(Data records)
%%
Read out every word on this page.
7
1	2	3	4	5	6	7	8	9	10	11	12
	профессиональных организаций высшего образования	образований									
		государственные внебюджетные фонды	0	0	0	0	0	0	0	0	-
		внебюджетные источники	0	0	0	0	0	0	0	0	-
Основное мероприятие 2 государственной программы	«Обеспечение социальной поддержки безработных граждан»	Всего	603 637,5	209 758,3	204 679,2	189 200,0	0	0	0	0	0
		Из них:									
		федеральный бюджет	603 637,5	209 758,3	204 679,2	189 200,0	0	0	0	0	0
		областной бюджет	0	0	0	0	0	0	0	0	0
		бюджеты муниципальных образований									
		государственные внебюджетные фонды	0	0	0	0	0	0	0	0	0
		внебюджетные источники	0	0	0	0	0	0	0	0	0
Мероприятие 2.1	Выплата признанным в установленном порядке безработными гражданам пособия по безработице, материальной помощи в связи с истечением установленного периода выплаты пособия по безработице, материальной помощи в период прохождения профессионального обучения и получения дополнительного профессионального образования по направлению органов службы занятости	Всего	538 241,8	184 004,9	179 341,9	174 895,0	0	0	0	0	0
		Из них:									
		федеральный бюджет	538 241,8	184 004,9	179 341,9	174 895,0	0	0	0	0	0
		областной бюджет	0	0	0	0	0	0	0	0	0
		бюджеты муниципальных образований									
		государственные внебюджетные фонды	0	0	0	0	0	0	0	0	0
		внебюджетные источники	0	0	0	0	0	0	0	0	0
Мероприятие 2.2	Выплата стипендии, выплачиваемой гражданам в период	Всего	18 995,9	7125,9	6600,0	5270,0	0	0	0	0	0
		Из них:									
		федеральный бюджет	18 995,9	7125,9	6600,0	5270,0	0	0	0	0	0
%%
In the material above, tally every line with the string "федеральный" in it, then give that number alone.

Response for this exercise
3